» **Given problem**: Extract all lines that hold the string "this".

» **Listing**:
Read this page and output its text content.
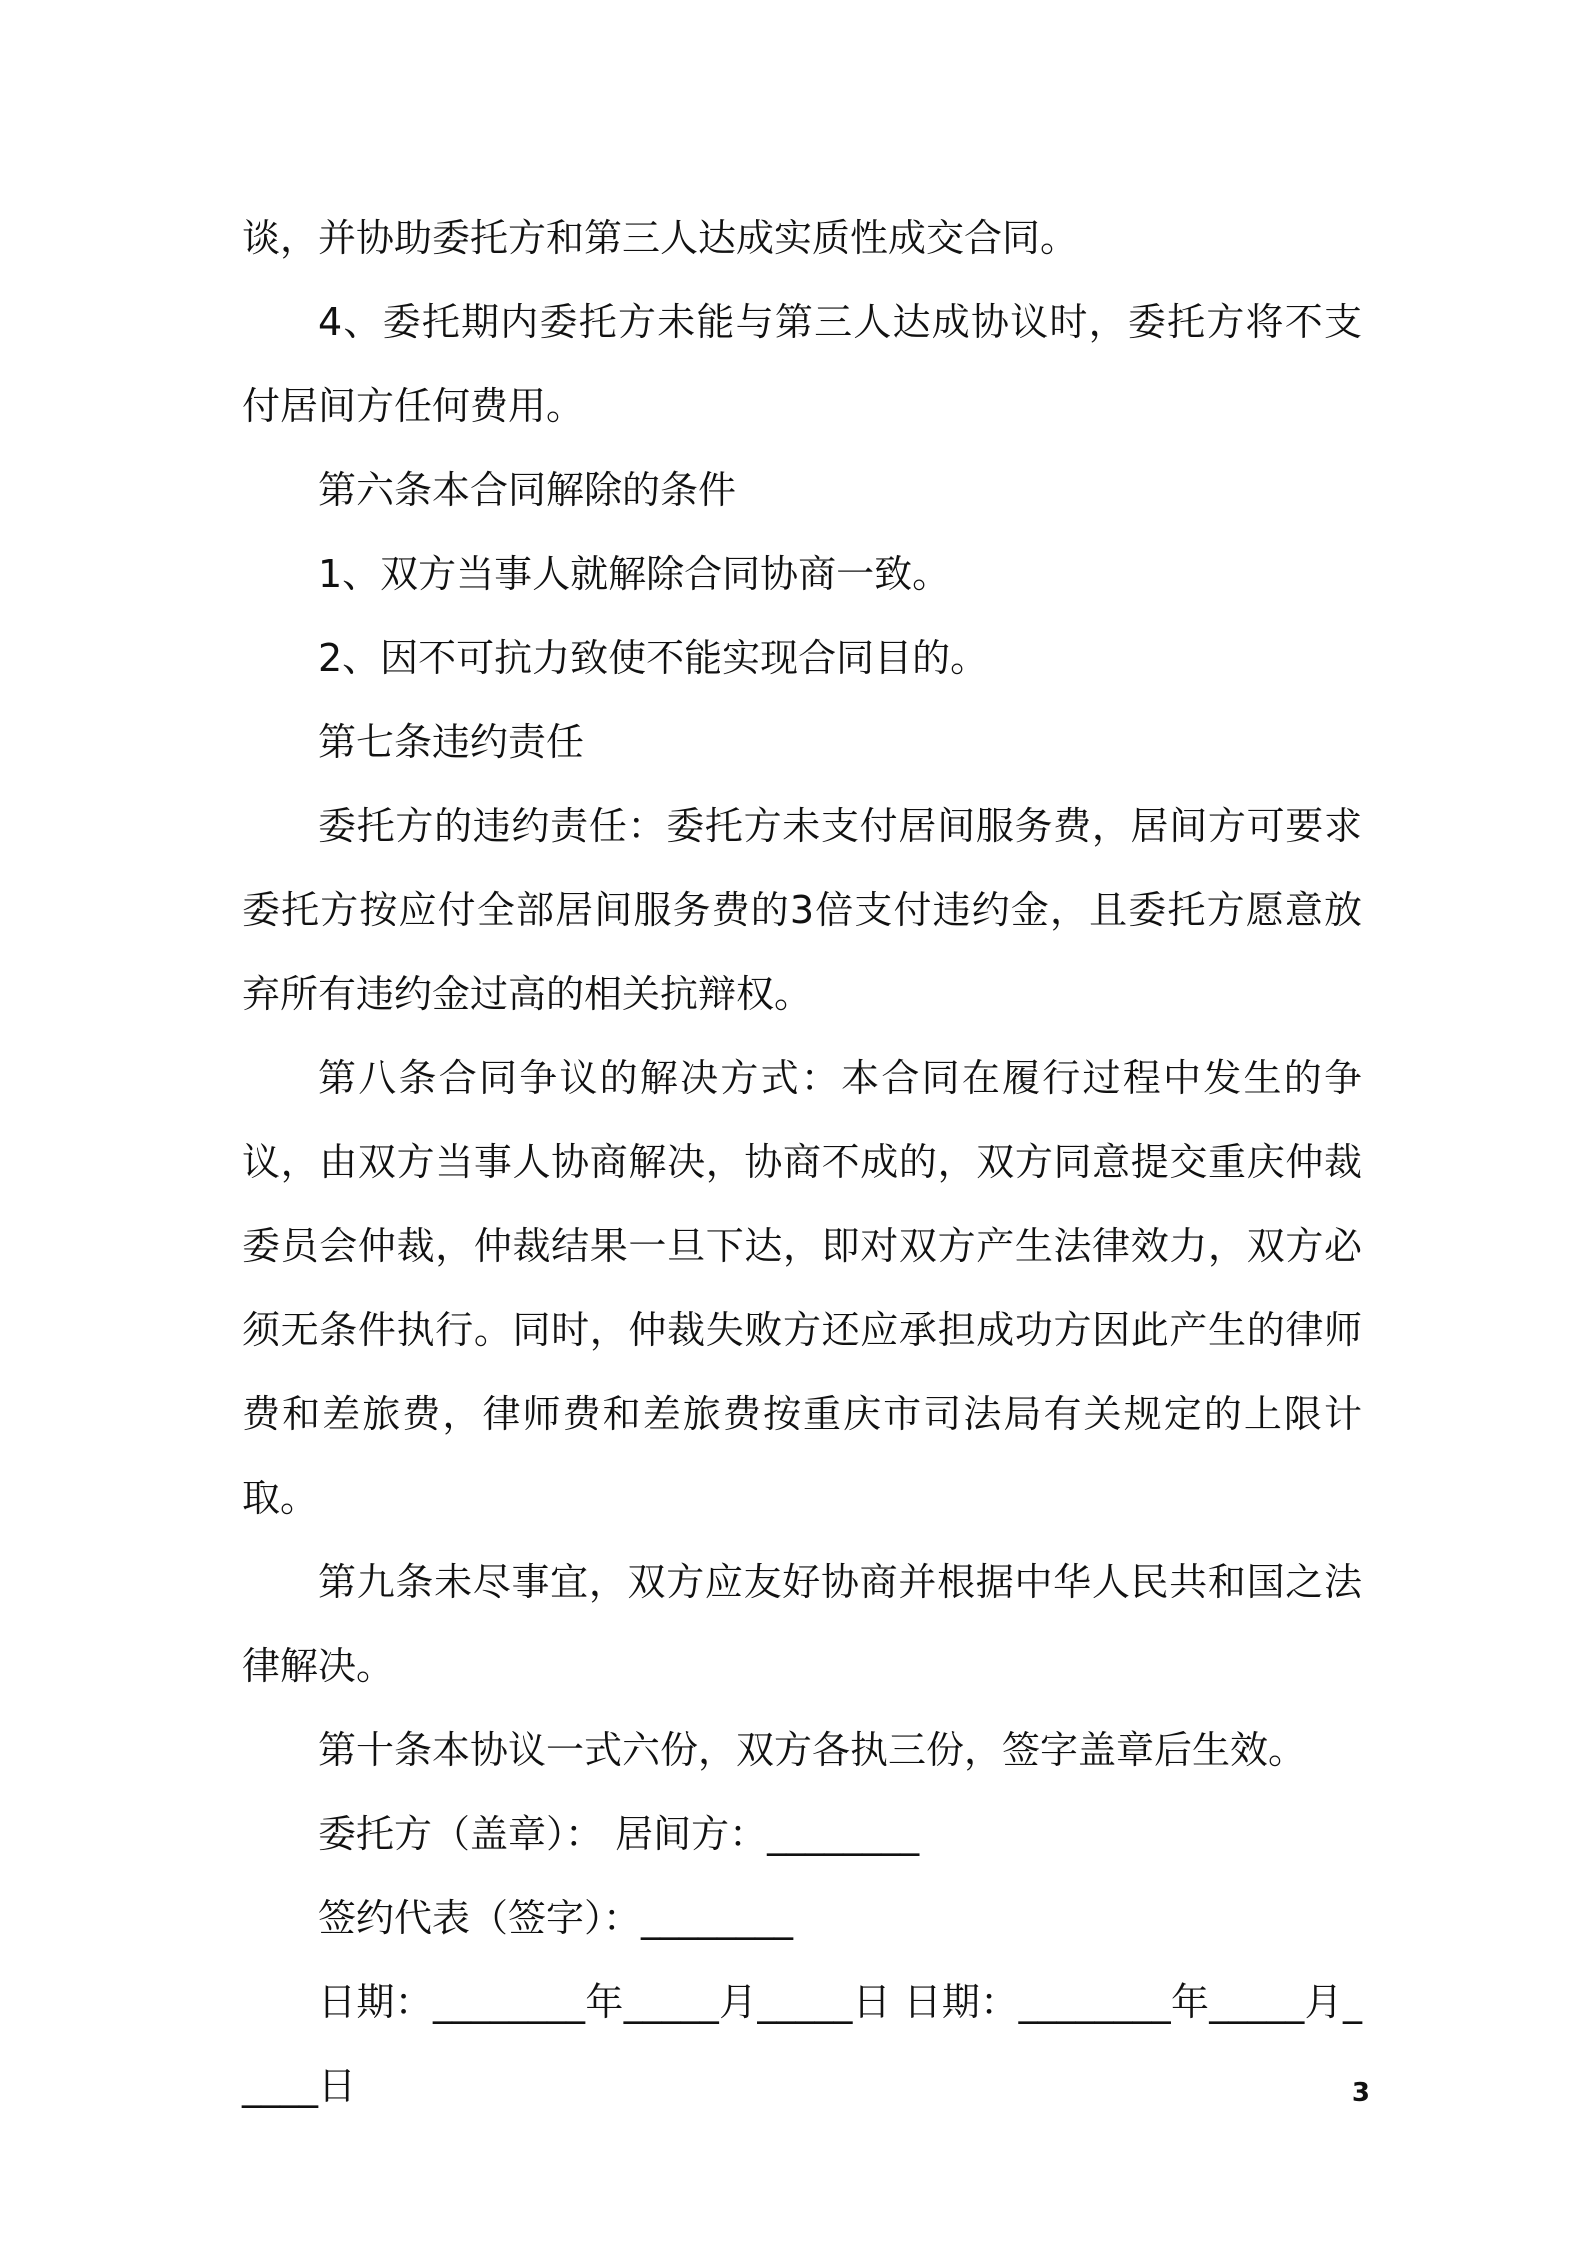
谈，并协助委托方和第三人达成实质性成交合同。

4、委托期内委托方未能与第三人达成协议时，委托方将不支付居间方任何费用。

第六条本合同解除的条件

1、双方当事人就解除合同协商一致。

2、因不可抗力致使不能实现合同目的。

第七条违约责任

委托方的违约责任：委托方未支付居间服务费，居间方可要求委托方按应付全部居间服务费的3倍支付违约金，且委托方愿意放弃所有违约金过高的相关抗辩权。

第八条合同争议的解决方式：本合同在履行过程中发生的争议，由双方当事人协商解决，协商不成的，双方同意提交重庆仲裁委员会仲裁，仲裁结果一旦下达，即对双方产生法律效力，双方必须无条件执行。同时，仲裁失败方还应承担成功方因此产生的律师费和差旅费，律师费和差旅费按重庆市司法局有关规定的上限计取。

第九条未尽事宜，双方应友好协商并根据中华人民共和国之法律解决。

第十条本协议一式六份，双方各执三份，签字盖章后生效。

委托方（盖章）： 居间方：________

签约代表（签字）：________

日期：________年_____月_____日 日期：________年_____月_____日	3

* * *

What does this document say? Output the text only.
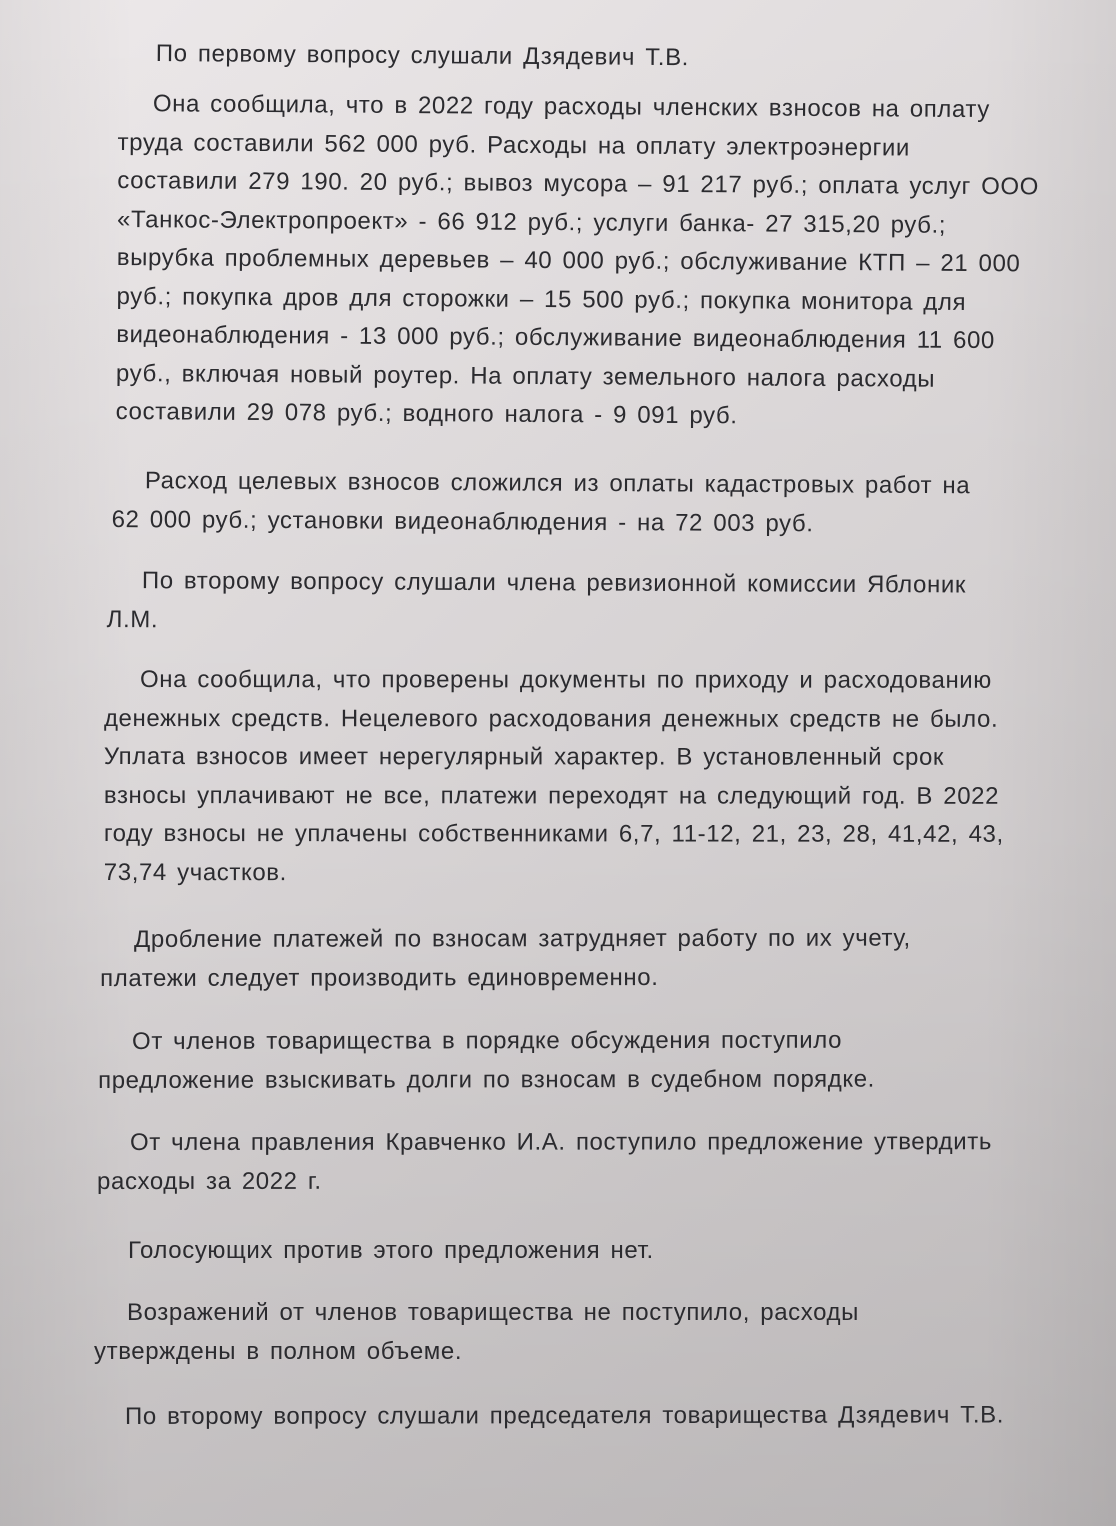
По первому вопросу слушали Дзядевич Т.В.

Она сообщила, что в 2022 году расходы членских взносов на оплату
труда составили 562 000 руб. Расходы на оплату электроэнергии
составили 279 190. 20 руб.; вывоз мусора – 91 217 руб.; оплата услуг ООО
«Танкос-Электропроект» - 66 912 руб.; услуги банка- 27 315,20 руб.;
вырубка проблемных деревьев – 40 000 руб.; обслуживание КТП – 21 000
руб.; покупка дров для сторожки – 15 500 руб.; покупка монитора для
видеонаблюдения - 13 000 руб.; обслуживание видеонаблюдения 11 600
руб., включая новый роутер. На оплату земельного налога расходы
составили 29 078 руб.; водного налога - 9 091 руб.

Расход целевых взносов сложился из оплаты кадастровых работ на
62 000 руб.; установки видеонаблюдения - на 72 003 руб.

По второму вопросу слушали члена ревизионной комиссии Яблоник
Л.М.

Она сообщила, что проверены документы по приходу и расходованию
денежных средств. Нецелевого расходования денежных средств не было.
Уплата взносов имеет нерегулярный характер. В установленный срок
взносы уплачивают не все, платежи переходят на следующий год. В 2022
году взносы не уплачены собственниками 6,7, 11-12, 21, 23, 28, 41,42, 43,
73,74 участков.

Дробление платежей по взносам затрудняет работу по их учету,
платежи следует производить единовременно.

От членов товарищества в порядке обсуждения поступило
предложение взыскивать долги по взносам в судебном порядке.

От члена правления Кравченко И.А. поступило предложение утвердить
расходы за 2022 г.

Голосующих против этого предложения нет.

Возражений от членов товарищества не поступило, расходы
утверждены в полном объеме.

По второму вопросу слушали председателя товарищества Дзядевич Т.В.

» **In response**:
Read this page and output its text content.
What does this document say? Output the text only.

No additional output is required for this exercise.